>> START Records for this exercise

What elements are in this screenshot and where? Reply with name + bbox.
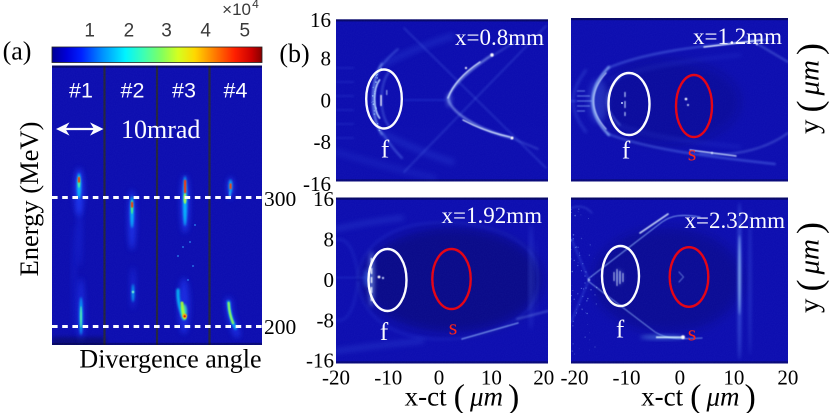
svg-text:3: 3 xyxy=(161,21,172,42)
svg-text:0: 0 xyxy=(434,366,445,390)
svg-text:200: 200 xyxy=(264,315,296,339)
svg-text:0: 0 xyxy=(324,268,335,292)
svg-text:5: 5 xyxy=(240,21,251,42)
svg-text:-16: -16 xyxy=(303,172,331,196)
svg-text:-16: -16 xyxy=(306,349,334,373)
svg-text:300: 300 xyxy=(264,187,296,211)
svg-text:-8: -8 xyxy=(317,309,335,333)
svg-text:-10: -10 xyxy=(374,366,402,390)
svg-text:x-ct(μm): x-ct(μm) xyxy=(641,378,756,413)
svg-text:-20: -20 xyxy=(322,366,350,390)
svg-text:0: 0 xyxy=(675,366,686,390)
svg-text:8: 8 xyxy=(324,228,335,252)
svg-text:4: 4 xyxy=(200,21,211,42)
svg-text:-20: -20 xyxy=(561,366,589,390)
svg-text:16: 16 xyxy=(310,8,331,32)
svg-text:20: 20 xyxy=(533,366,554,390)
svg-text:×10: ×10 xyxy=(222,0,251,19)
svg-text:8: 8 xyxy=(321,46,332,70)
svg-text:Divergence angle: Divergence angle xyxy=(79,345,261,374)
svg-text:-8: -8 xyxy=(314,130,332,154)
svg-text:20: 20 xyxy=(777,366,798,390)
svg-text:2: 2 xyxy=(124,21,135,42)
svg-text:4: 4 xyxy=(252,0,259,11)
svg-text:0: 0 xyxy=(321,89,332,113)
svg-text:(a): (a) xyxy=(3,37,32,66)
svg-text:Energy (MeV): Energy (MeV) xyxy=(14,122,44,277)
svg-text:-10: -10 xyxy=(613,366,641,390)
svg-text:16: 16 xyxy=(313,187,334,211)
svg-text:10: 10 xyxy=(723,366,744,390)
svg-text:(b): (b) xyxy=(279,39,309,68)
svg-text:1: 1 xyxy=(84,21,95,42)
svg-text:x-ct(μm): x-ct(μm) xyxy=(405,378,520,413)
svg-text:10: 10 xyxy=(481,366,502,390)
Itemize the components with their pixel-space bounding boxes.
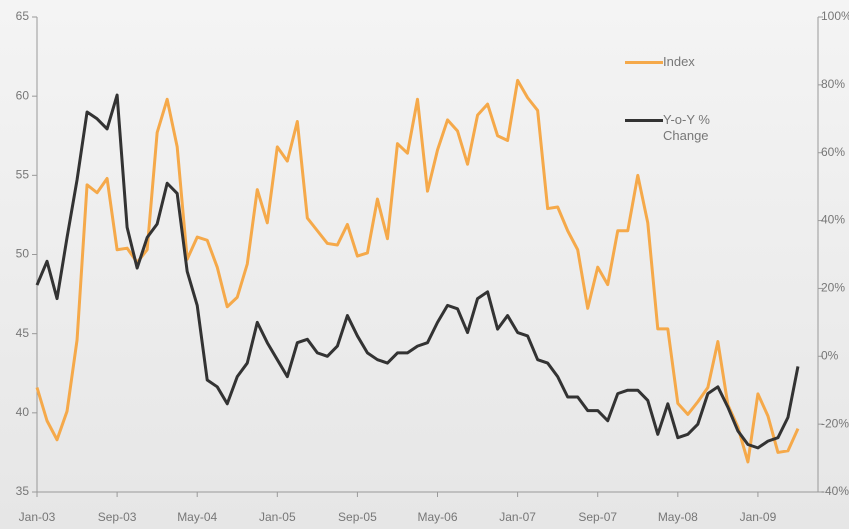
legend-item: Y-o-Y % Change — [625, 112, 723, 144]
y2-tick-label: -40% — [821, 484, 849, 498]
y2-tick-label: -20% — [821, 416, 849, 430]
y2-tick-label: 80% — [821, 77, 845, 91]
y-tick-label: 50 — [16, 247, 30, 261]
series-line — [35, 93, 800, 450]
y2-tick-label: 60% — [821, 145, 845, 159]
x-tick-label: Jan-03 — [19, 510, 56, 524]
x-tick-label: Sep-07 — [578, 510, 617, 524]
legend-label: Index — [663, 54, 695, 69]
y-tick-label: 65 — [16, 9, 30, 23]
x-tick-label: Jan-07 — [499, 510, 536, 524]
legend-item: Index — [625, 54, 723, 70]
x-tick-label: May-06 — [418, 510, 458, 524]
y2-tick-label: 20% — [821, 281, 845, 295]
legend-swatch — [625, 119, 663, 122]
x-tick-label: May-04 — [177, 510, 217, 524]
y-tick-label: 35 — [16, 484, 30, 498]
x-tick-label: Sep-03 — [98, 510, 137, 524]
y-tick-label: 60 — [16, 88, 30, 102]
y-tick-label: 55 — [16, 168, 30, 182]
series-line — [35, 78, 800, 464]
y-tick-label: 45 — [16, 326, 30, 340]
x-tick-label: Jan-09 — [740, 510, 777, 524]
y-tick-label: 40 — [16, 405, 30, 419]
x-tick-label: Jan-05 — [259, 510, 296, 524]
y2-tick-label: 0% — [821, 348, 839, 362]
y2-tick-label: 40% — [821, 213, 845, 227]
legend-swatch — [625, 61, 663, 64]
y2-tick-label: 100% — [821, 9, 849, 23]
x-tick-label: Sep-05 — [338, 510, 377, 524]
x-tick-label: May-08 — [658, 510, 698, 524]
legend-label: Y-o-Y % Change — [663, 112, 710, 143]
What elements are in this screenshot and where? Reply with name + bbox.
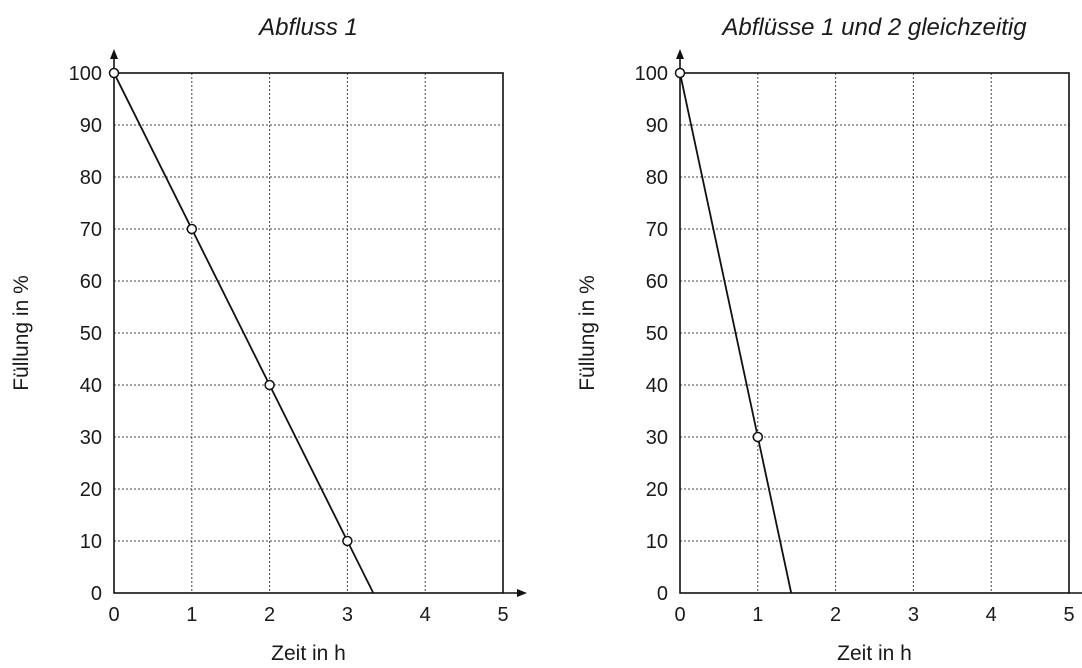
- y-tick-label: 80: [80, 167, 102, 189]
- x-tick-label: 0: [674, 604, 685, 626]
- y-tick-label: 100: [635, 63, 668, 85]
- data-point: [108, 67, 120, 79]
- y-tick-label: 60: [80, 271, 102, 293]
- plot-frame: [113, 72, 504, 594]
- chart-title: Abflüsse 1 und 2 gleichzeitig: [720, 14, 1027, 41]
- y-axis-arrow: [676, 49, 684, 59]
- y-tick-label: 90: [80, 115, 102, 137]
- x-tick-label: 3: [908, 604, 919, 626]
- x-tick-label: 4: [420, 604, 431, 626]
- y-tick-label: 0: [657, 583, 668, 605]
- series-line: [113, 72, 375, 594]
- y-tick-label: 70: [646, 219, 668, 241]
- data-point: [186, 223, 198, 235]
- x-tick-label: 0: [108, 604, 119, 626]
- y-tick-label: 50: [80, 323, 102, 345]
- data-point: [342, 535, 353, 547]
- y-tick-label: 20: [646, 479, 668, 501]
- series-line: [679, 72, 793, 594]
- y-tick-label: 80: [646, 167, 668, 189]
- y-tick-label: 0: [91, 583, 102, 605]
- data-point: [674, 67, 686, 79]
- y-tick-label: 10: [80, 531, 102, 553]
- y-tick-label: 50: [646, 323, 668, 345]
- y-tick-label: 20: [80, 479, 102, 501]
- chart-abfluss-1: Abfluss 1 Zeit in h Füllung in % 0 1 2 3 4 50…: [10, 14, 527, 665]
- x-tick-label: 5: [497, 604, 508, 626]
- y-tick-label: 30: [80, 427, 102, 449]
- chart-title: Abfluss 1: [257, 14, 358, 41]
- y-tick-label: 10: [646, 531, 668, 553]
- y-tick-label: 100: [69, 63, 102, 85]
- x-axis-label: Zeit in h: [271, 642, 346, 665]
- x-tick-label: 5: [1063, 604, 1074, 626]
- y-axis-arrow: [110, 49, 118, 59]
- x-axis-label: Zeit in h: [837, 642, 912, 665]
- y-tick-label: 90: [646, 115, 668, 137]
- x-tick-label: 2: [264, 604, 275, 626]
- plot-frame: [679, 72, 1070, 594]
- x-tick-label: 4: [986, 604, 997, 626]
- y-axis-label: Füllung in %: [10, 275, 33, 391]
- y-tick-label: 40: [80, 375, 102, 397]
- x-tick-label: 2: [830, 604, 841, 626]
- x-axis-arrow: [517, 589, 527, 597]
- y-tick-label: 30: [646, 427, 668, 449]
- x-tick-label: 3: [342, 604, 353, 626]
- data-point: [264, 379, 275, 391]
- y-tick-label: 40: [646, 375, 668, 397]
- y-tick-label: 60: [646, 271, 668, 293]
- x-tick-label: 1: [752, 604, 763, 626]
- chart-abfluesse-1-und-2: Abflüsse 1 und 2 gleichzeitig Zeit in h …: [576, 14, 1082, 665]
- data-point: [752, 431, 764, 443]
- y-tick-label: 70: [80, 219, 102, 241]
- y-axis-label: Füllung in %: [576, 275, 599, 391]
- x-tick-label: 1: [186, 604, 197, 626]
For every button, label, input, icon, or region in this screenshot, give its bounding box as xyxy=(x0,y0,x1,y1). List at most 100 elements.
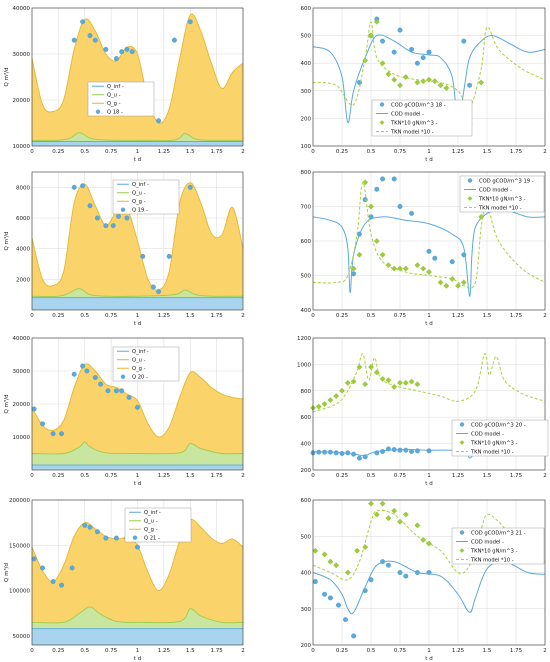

>> END Records for this exercise

_What is needed_: Recast the lines starting at the one containing "legend-item: Y-o-Y %" and ending at the one containing "y-tick-label: 65 — [16, 9, 30, 23]" as a Markdown table with the columns Row and Line, one numbered row per line and blank lines left out.

_Response to this task_:
| Row | Line |
|---|---|
| 1 | legend-item: Y-o-Y % Change — [625, 112, 723, 144] |
| 2 | y2-tick-label: -40% — [821, 484, 849, 498] |
| 3 | y2-tick-label: -20% — [821, 416, 849, 430] |
| 4 | y2-tick-label: 80% — [821, 77, 845, 91] |
| 5 | y-tick-label: 50 — [16, 247, 30, 261] |
| 6 | series-line — [35, 93, 800, 450] |
| 7 | y2-tick-label: 60% — [821, 145, 845, 159] |
| 8 | x-tick-label: Jan-03 — [19, 510, 56, 524] |
| 9 | x-tick-label: Sep-07 — [578, 510, 617, 524] |
| 10 | legend-label: Index — [663, 54, 695, 69] |
| 11 | y-tick-label: 65 — [16, 9, 30, 23] |